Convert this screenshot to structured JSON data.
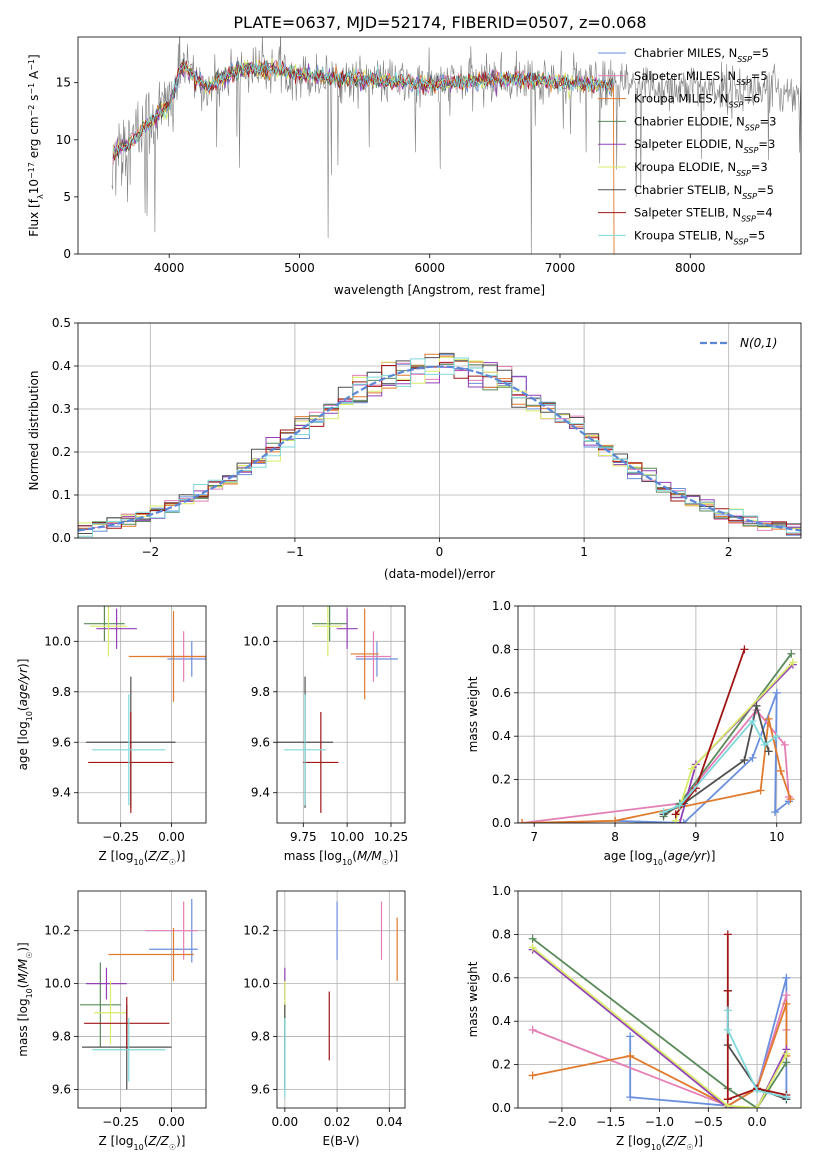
{
  "figure_title": "PLATE=0637, MJD=52174, FIBERID=0507, z=0.068",
  "colors": {
    "Chabrier MILES": "#6a8fdc",
    "Salpeter MILES": "#e47fb5",
    "Kroupa MILES": "#e07a2d",
    "Chabrier ELODIE": "#5a8a5a",
    "Salpeter ELODIE": "#9340b8",
    "Kroupa ELODIE": "#d9ec6a",
    "Chabrier STELIB": "#505050",
    "Salpeter STELIB": "#a01616",
    "Kroupa STELIB": "#7fd9dc",
    "data": "#808080",
    "normal": "#5b87d6"
  },
  "chart_data": [
    {
      "id": "spectrum",
      "type": "line",
      "title": "PLATE=0637, MJD=52174, FIBERID=0507, z=0.068",
      "xlabel": "wavelength [Angstrom, rest frame]",
      "ylabel": "Flux [f_λ 10^-17 erg cm^-2 s^-1 A^-1]",
      "xlim": [
        3300,
        8850
      ],
      "ylim": [
        0,
        19
      ],
      "xticks": [
        4000,
        5000,
        6000,
        7000,
        8000
      ],
      "yticks": [
        0,
        5,
        10,
        15
      ],
      "legend_position": "top-right",
      "legend": [
        {
          "name": "Chabrier MILES",
          "n_ssp": "5"
        },
        {
          "name": "Salpeter MILES",
          "n_ssp": "5"
        },
        {
          "name": "Kroupa MILES",
          "n_ssp": "6"
        },
        {
          "name": "Chabrier ELODIE",
          "n_ssp": "3"
        },
        {
          "name": "Salpeter ELODIE",
          "n_ssp": "3"
        },
        {
          "name": "Kroupa ELODIE",
          "n_ssp": "3"
        },
        {
          "name": "Chabrier STELIB",
          "n_ssp": "5"
        },
        {
          "name": "Salpeter STELIB",
          "n_ssp": "4"
        },
        {
          "name": "Kroupa STELIB",
          "n_ssp": "5"
        }
      ],
      "continuum": {
        "x": [
          3560,
          3600,
          3700,
          3800,
          3900,
          4000,
          4100,
          4200,
          4300,
          4400,
          4500,
          4600,
          4700,
          4800,
          4900,
          5000,
          5200,
          5400,
          5600,
          5800,
          6000,
          6200,
          6400,
          6600,
          6800,
          7000,
          7200,
          7400
        ],
        "y": [
          8.5,
          9.2,
          9.6,
          11.0,
          12.0,
          13.0,
          16.5,
          15.3,
          14.6,
          15.3,
          16.0,
          16.3,
          16.1,
          16.2,
          16.0,
          15.7,
          15.4,
          15.4,
          15.2,
          15.0,
          14.8,
          15.0,
          15.2,
          15.3,
          15.3,
          15.0,
          14.9,
          14.8
        ]
      },
      "model_end_wavelength": 7410,
      "data_end_wavelength": 8850
    },
    {
      "id": "residuals",
      "type": "line",
      "xlabel": "(data-model)/error",
      "ylabel": "Normed distribution",
      "xlim": [
        -2.5,
        2.5
      ],
      "ylim": [
        0,
        0.5
      ],
      "xticks": [
        -2,
        -1,
        0,
        1,
        2
      ],
      "yticks": [
        0.0,
        0.1,
        0.2,
        0.3,
        0.4,
        0.5
      ],
      "grid": true,
      "legend_position": "top-right",
      "normal_label": "N(0,1)",
      "bin_width": 0.1
    },
    {
      "id": "age_vs_Z",
      "type": "scatter",
      "xlabel": "Z [log10(Z/Z☉)]",
      "ylabel": "age [log10(age/yr)]",
      "xlim": [
        -0.46,
        0.17
      ],
      "ylim": [
        9.28,
        10.14
      ],
      "xticks": [
        -0.25,
        0.0
      ],
      "xticklabels": [
        "−0.25",
        "0.00"
      ],
      "yticks": [
        9.4,
        9.6,
        9.8,
        10.0
      ],
      "grid": true,
      "errorbars": [
        {
          "series": "Chabrier MILES",
          "x": 0.1,
          "y": 9.93,
          "x_err": 0.12,
          "y_err": 0.07
        },
        {
          "series": "Salpeter MILES",
          "x": 0.06,
          "y": 9.94,
          "x_err": 0.12,
          "y_err": 0.1
        },
        {
          "series": "Kroupa MILES",
          "x": 0.01,
          "y": 9.94,
          "x_err": 0.22,
          "y_err": 0.18
        },
        {
          "series": "Chabrier ELODIE",
          "x": -0.33,
          "y": 10.07,
          "x_err": 0.1,
          "y_err": 0.07
        },
        {
          "series": "Salpeter ELODIE",
          "x": -0.27,
          "y": 10.05,
          "x_err": 0.1,
          "y_err": 0.08
        },
        {
          "series": "Kroupa ELODIE",
          "x": -0.31,
          "y": 10.06,
          "x_err": 0.09,
          "y_err": 0.12
        },
        {
          "series": "Chabrier STELIB",
          "x": -0.2,
          "y": 9.6,
          "x_err": 0.22,
          "y_err": 0.26
        },
        {
          "series": "Salpeter STELIB",
          "x": -0.2,
          "y": 9.52,
          "x_err": 0.21,
          "y_err": 0.2
        },
        {
          "series": "Kroupa STELIB",
          "x": -0.21,
          "y": 9.57,
          "x_err": 0.18,
          "y_err": 0.22
        }
      ]
    },
    {
      "id": "age_vs_mass",
      "type": "scatter",
      "xlabel": "mass [log10(M/M☉)]",
      "xlim": [
        9.6,
        10.33
      ],
      "ylim": [
        9.28,
        10.14
      ],
      "xticks": [
        9.75,
        10.0,
        10.25
      ],
      "xticklabels": [
        "9.75",
        "10.00",
        "10.25"
      ],
      "yticks": [
        9.4,
        9.6,
        9.8,
        10.0
      ],
      "grid": true,
      "errorbars": [
        {
          "series": "Chabrier MILES",
          "x": 10.17,
          "y": 9.93,
          "x_err": 0.12,
          "y_err": 0.07
        },
        {
          "series": "Salpeter MILES",
          "x": 10.15,
          "y": 9.94,
          "x_err": 0.1,
          "y_err": 0.1
        },
        {
          "series": "Kroupa MILES",
          "x": 10.1,
          "y": 9.95,
          "x_err": 0.08,
          "y_err": 0.18
        },
        {
          "series": "Chabrier ELODIE",
          "x": 9.9,
          "y": 10.07,
          "x_err": 0.1,
          "y_err": 0.07
        },
        {
          "series": "Salpeter ELODIE",
          "x": 10.0,
          "y": 10.05,
          "x_err": 0.06,
          "y_err": 0.08
        },
        {
          "series": "Kroupa ELODIE",
          "x": 9.89,
          "y": 10.06,
          "x_err": 0.08,
          "y_err": 0.12
        },
        {
          "series": "Chabrier STELIB",
          "x": 9.76,
          "y": 9.6,
          "x_err": 0.16,
          "y_err": 0.26
        },
        {
          "series": "Salpeter STELIB",
          "x": 9.85,
          "y": 9.52,
          "x_err": 0.1,
          "y_err": 0.2
        },
        {
          "series": "Kroupa STELIB",
          "x": 9.76,
          "y": 9.57,
          "x_err": 0.12,
          "y_err": 0.22
        }
      ]
    },
    {
      "id": "mass_weight_vs_age",
      "type": "line",
      "xlabel": "age [log10(age/yr)]",
      "ylabel": "mass weight",
      "xlim": [
        6.8,
        10.3
      ],
      "ylim": [
        0,
        1.0
      ],
      "xticks": [
        7,
        8,
        9,
        10
      ],
      "yticks": [
        0.0,
        0.2,
        0.4,
        0.6,
        0.8,
        1.0
      ],
      "grid": true,
      "series": [
        {
          "name": "Chabrier MILES",
          "x": [
            8.0,
            8.85,
            9.7,
            10.0,
            9.98,
            10.15
          ],
          "y": [
            0.01,
            0.0,
            0.3,
            0.6,
            0.05,
            0.1
          ]
        },
        {
          "name": "Salpeter MILES",
          "x": [
            6.85,
            8.8,
            9.75,
            10.1,
            10.15
          ],
          "y": [
            0.0,
            0.09,
            0.52,
            0.36,
            0.12
          ]
        },
        {
          "name": "Kroupa MILES",
          "x": [
            6.85,
            8.0,
            9.8,
            9.9,
            10.05,
            10.17
          ],
          "y": [
            0.0,
            0.01,
            0.15,
            0.48,
            0.24,
            0.11
          ]
        },
        {
          "name": "Chabrier ELODIE",
          "x": [
            8.6,
            8.8,
            10.18
          ],
          "y": [
            0.03,
            0.09,
            0.78
          ]
        },
        {
          "name": "Salpeter ELODIE",
          "x": [
            8.8,
            9.0,
            10.2
          ],
          "y": [
            0.0,
            0.27,
            0.73
          ]
        },
        {
          "name": "Kroupa ELODIE",
          "x": [
            8.75,
            8.95,
            10.2
          ],
          "y": [
            0.01,
            0.25,
            0.74
          ]
        },
        {
          "name": "Chabrier STELIB",
          "x": [
            8.6,
            8.85,
            9.6,
            9.75,
            9.9
          ],
          "y": [
            0.04,
            0.09,
            0.29,
            0.54,
            0.33
          ]
        },
        {
          "name": "Salpeter STELIB",
          "x": [
            8.75,
            9.0,
            9.6
          ],
          "y": [
            0.04,
            0.16,
            0.8
          ]
        },
        {
          "name": "Kroupa STELIB",
          "x": [
            8.6,
            8.8,
            9.7,
            9.85,
            10.0
          ],
          "y": [
            0.05,
            0.08,
            0.47,
            0.36,
            0.4
          ]
        }
      ]
    },
    {
      "id": "mass_vs_Z",
      "type": "scatter",
      "xlabel": "Z [log10(Z/Z☉)]",
      "ylabel": "mass [log10(M/M☉)]",
      "xlim": [
        -0.46,
        0.17
      ],
      "ylim": [
        9.53,
        10.35
      ],
      "xticks": [
        -0.25,
        0.0
      ],
      "xticklabels": [
        "−0.25",
        "0.00"
      ],
      "yticks": [
        9.6,
        9.8,
        10.0,
        10.2
      ],
      "grid": true,
      "errorbars": [
        {
          "series": "Chabrier MILES",
          "x": 0.01,
          "y": 10.13,
          "x_err": 0.12,
          "y_err": 0.0
        },
        {
          "series": "Chabrier MILES",
          "x": 0.1,
          "y": 10.2,
          "x_err": 0.0,
          "y_err": 0.12
        },
        {
          "series": "Salpeter MILES",
          "x": 0.0,
          "y": 10.2,
          "x_err": 0.13,
          "y_err": 0.0
        },
        {
          "series": "Salpeter MILES",
          "x": 0.06,
          "y": 10.2,
          "x_err": 0.0,
          "y_err": 0.11
        },
        {
          "series": "Kroupa MILES",
          "x": -0.1,
          "y": 10.11,
          "x_err": 0.21,
          "y_err": 0.0
        },
        {
          "series": "Kroupa MILES",
          "x": 0.01,
          "y": 10.11,
          "x_err": 0.0,
          "y_err": 0.1
        },
        {
          "series": "Chabrier ELODIE",
          "x": -0.35,
          "y": 9.92,
          "x_err": 0.1,
          "y_err": 0.16
        },
        {
          "series": "Salpeter ELODIE",
          "x": -0.32,
          "y": 10.0,
          "x_err": 0.1,
          "y_err": 0.06
        },
        {
          "series": "Kroupa ELODIE",
          "x": -0.3,
          "y": 9.89,
          "x_err": 0.08,
          "y_err": 0.12
        },
        {
          "series": "Chabrier STELIB",
          "x": -0.22,
          "y": 9.76,
          "x_err": 0.22,
          "y_err": 0.16
        },
        {
          "series": "Salpeter STELIB",
          "x": -0.22,
          "y": 9.85,
          "x_err": 0.21,
          "y_err": 0.1
        },
        {
          "series": "Kroupa STELIB",
          "x": -0.21,
          "y": 9.75,
          "x_err": 0.18,
          "y_err": 0.12
        }
      ]
    },
    {
      "id": "mass_vs_ebv",
      "type": "scatter",
      "xlabel": "E(B-V)",
      "xlim": [
        -0.003,
        0.046
      ],
      "ylim": [
        9.53,
        10.35
      ],
      "xticks": [
        0.0,
        0.02,
        0.04
      ],
      "xticklabels": [
        "0.00",
        "0.02",
        "0.04"
      ],
      "yticks": [
        9.6,
        9.8,
        10.0,
        10.2
      ],
      "grid": true,
      "errorbars": [
        {
          "series": "Chabrier MILES",
          "x": 0.02,
          "y": 10.2,
          "x_err": 0.0,
          "y_err": 0.11
        },
        {
          "series": "Salpeter MILES",
          "x": 0.037,
          "y": 10.2,
          "x_err": 0.0,
          "y_err": 0.11
        },
        {
          "series": "Kroupa MILES",
          "x": 0.043,
          "y": 10.13,
          "x_err": 0.0,
          "y_err": 0.12
        },
        {
          "series": "Chabrier ELODIE",
          "x": 0.0,
          "y": 9.85,
          "x_err": 0.0,
          "y_err": 0.08
        },
        {
          "series": "Salpeter ELODIE",
          "x": 0.0,
          "y": 10.0,
          "x_err": 0.0,
          "y_err": 0.06
        },
        {
          "series": "Kroupa ELODIE",
          "x": 0.0,
          "y": 9.89,
          "x_err": 0.0,
          "y_err": 0.12
        },
        {
          "series": "Chabrier STELIB",
          "x": 0.0,
          "y": 9.76,
          "x_err": 0.0,
          "y_err": 0.16
        },
        {
          "series": "Salpeter STELIB",
          "x": 0.017,
          "y": 9.84,
          "x_err": 0.0,
          "y_err": 0.13
        },
        {
          "series": "Kroupa STELIB",
          "x": 0.0,
          "y": 9.72,
          "x_err": 0.0,
          "y_err": 0.15
        }
      ]
    },
    {
      "id": "mass_weight_vs_Z",
      "type": "line",
      "xlabel": "Z [log10(Z/Z☉)]",
      "ylabel": "mass weight",
      "xlim": [
        -2.45,
        0.45
      ],
      "ylim": [
        0,
        1.0
      ],
      "xticks": [
        -2.0,
        -1.5,
        -1.0,
        -0.5,
        0.0
      ],
      "xticklabels": [
        "−2.0",
        "−1.5",
        "−1.0",
        "−0.5",
        "0.0"
      ],
      "yticks": [
        0.0,
        0.2,
        0.4,
        0.6,
        0.8,
        1.0
      ],
      "grid": true,
      "series": [
        {
          "name": "Chabrier MILES",
          "x": [
            -1.3,
            -1.3,
            -0.3,
            0.0,
            0.3,
            0.3
          ],
          "y": [
            0.33,
            0.05,
            0.01,
            0.09,
            0.6,
            0.05
          ]
        },
        {
          "name": "Salpeter MILES",
          "x": [
            -2.3,
            -0.3,
            0.0,
            0.3,
            0.3
          ],
          "y": [
            0.36,
            0.01,
            0.09,
            0.52,
            0.36
          ]
        },
        {
          "name": "Kroupa MILES",
          "x": [
            -2.3,
            -1.3,
            -0.3,
            0.0,
            0.3,
            0.3
          ],
          "y": [
            0.15,
            0.24,
            0.01,
            0.09,
            0.48,
            0.24
          ]
        },
        {
          "name": "Chabrier ELODIE",
          "x": [
            -2.3,
            -0.3,
            0.0,
            0.3
          ],
          "y": [
            0.78,
            0.09,
            0.0,
            0.21
          ]
        },
        {
          "name": "Salpeter ELODIE",
          "x": [
            -2.3,
            -0.3,
            0.0,
            0.3
          ],
          "y": [
            0.73,
            0.0,
            0.0,
            0.27
          ]
        },
        {
          "name": "Kroupa ELODIE",
          "x": [
            -2.3,
            -0.3,
            0.0,
            0.3
          ],
          "y": [
            0.74,
            0.01,
            0.0,
            0.25
          ]
        },
        {
          "name": "Chabrier STELIB",
          "x": [
            -0.3,
            -0.3,
            0.0,
            0.3
          ],
          "y": [
            0.54,
            0.29,
            0.09,
            0.04
          ]
        },
        {
          "name": "Salpeter STELIB",
          "x": [
            -0.3,
            -0.3,
            -0.3,
            0.0,
            0.3
          ],
          "y": [
            0.8,
            0.54,
            0.04,
            0.09,
            0.06
          ]
        },
        {
          "name": "Kroupa STELIB",
          "x": [
            -0.3,
            -0.3,
            0.0,
            0.3
          ],
          "y": [
            0.45,
            0.36,
            0.08,
            0.05
          ]
        }
      ]
    }
  ]
}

= THE PROBLEM =
Only the number is wanted: how many lines of these entries contain the string "ylabel"?

= RESPONSE =
6